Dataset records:

- - -

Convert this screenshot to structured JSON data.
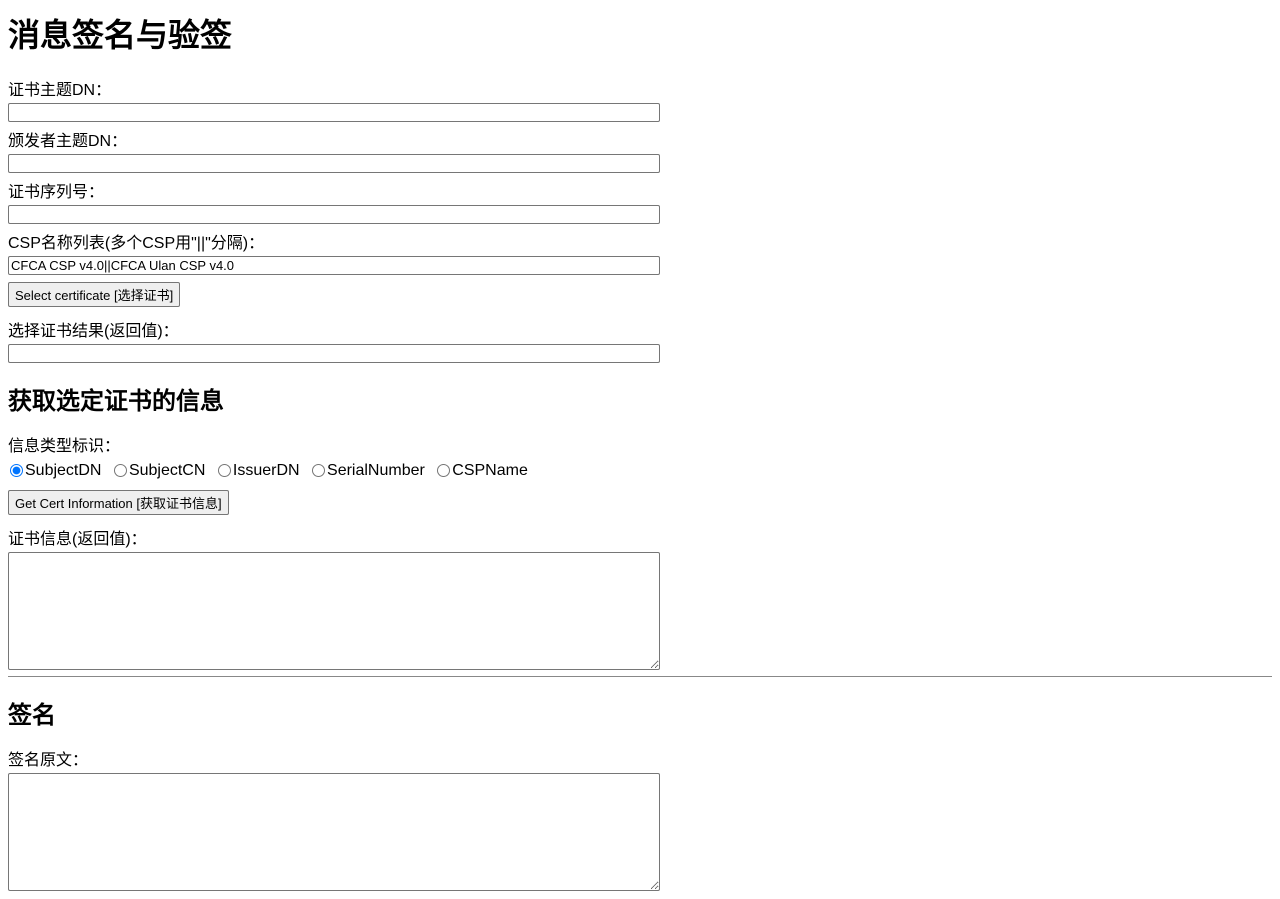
{
  "page": {
    "title": "消息签名与验签"
  },
  "section1": {
    "label_subjectdn": "证书主题DN：",
    "value_subjectdn": "",
    "label_issuerdn": "颁发者主题DN：",
    "value_issuerdn": "",
    "label_serial": "证书序列号：",
    "value_serial": "",
    "label_csplist": "CSP名称列表(多个CSP用\"||\"分隔)：",
    "value_csplist": "CFCA CSP v4.0||CFCA Ulan CSP v4.0",
    "button_select": "Select certificate [选择证书]",
    "label_selectresult": "选择证书结果(返回值)：",
    "value_selectresult": ""
  },
  "section2": {
    "heading": "获取选定证书的信息",
    "label_infotype": "信息类型标识：",
    "radio_subjectdn": "SubjectDN",
    "radio_subjectcn": "SubjectCN",
    "radio_issuerdn": "IssuerDN",
    "radio_serialnumber": "SerialNumber",
    "radio_cspname": "CSPName",
    "button_getinfo": "Get Cert Information [获取证书信息]",
    "label_certinfo": "证书信息(返回值)：",
    "value_certinfo": ""
  },
  "section3": {
    "heading": "签名",
    "label_source": "签名原文：",
    "value_source": ""
  }
}
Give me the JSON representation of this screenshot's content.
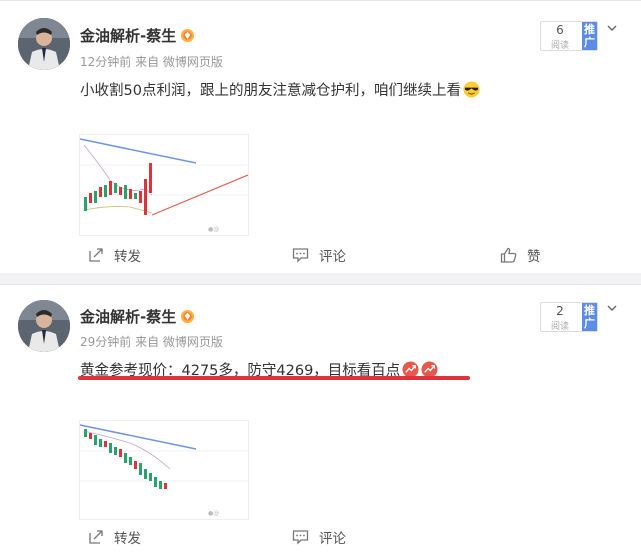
{
  "posts": [
    {
      "author": "金油解析-蔡生",
      "meta": "12分钟前 来自 微博网页版",
      "text": "小收割50点利润，跟上的朋友注意减仓护利，咱们继续上看",
      "read_count": "6",
      "read_label": "阅读",
      "promote_label": "推广",
      "actions": {
        "repost": "转发",
        "comment": "评论",
        "like": "赞"
      }
    },
    {
      "author": "金油解析-蔡生",
      "meta": "29分钟前 来自 微博网页版",
      "text": "黄金参考现价：4275多，防守4269，目标看百点",
      "read_count": "2",
      "read_label": "阅读",
      "promote_label": "推广",
      "actions": {
        "repost": "转发",
        "comment": "评论"
      }
    }
  ],
  "colors": {
    "accent_blue": "#5b8de8",
    "highlight_red": "#e0323a",
    "candle_red": "#e0323a",
    "candle_green": "#2aa36a"
  },
  "icons": [
    "vip-badge-icon",
    "more-chevron-icon",
    "repost-icon",
    "comment-icon",
    "like-icon",
    "sunglasses-emoji-icon",
    "trend-up-icon"
  ]
}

- - -

▸ **CHALLENGE**
Word for word, restate the lines from the one containing "Give me the" through the end of the listing, and nothing more. Skip the pictures.

▸ **ANSWER**
Give me the JSON representation of this screenshot's content.
{
  "posts": [
    {
      "author": "金油解析-蔡生",
      "meta": "12分钟前 来自 微博网页版",
      "text": "小收割50点利润，跟上的朋友注意减仓护利，咱们继续上看",
      "read_count": "6",
      "read_label": "阅读",
      "promote_label": "推广",
      "actions": {
        "repost": "转发",
        "comment": "评论",
        "like": "赞"
      }
    },
    {
      "author": "金油解析-蔡生",
      "meta": "29分钟前 来自 微博网页版",
      "text": "黄金参考现价：4275多，防守4269，目标看百点",
      "read_count": "2",
      "read_label": "阅读",
      "promote_label": "推广",
      "actions": {
        "repost": "转发",
        "comment": "评论"
      }
    }
  ],
  "colors": {
    "accent_blue": "#5b8de8",
    "highlight_red": "#e0323a",
    "candle_red": "#e0323a",
    "candle_green": "#2aa36a"
  },
  "icons": [
    "vip-badge-icon",
    "more-chevron-icon",
    "repost-icon",
    "comment-icon",
    "like-icon",
    "sunglasses-emoji-icon",
    "trend-up-icon"
  ]
}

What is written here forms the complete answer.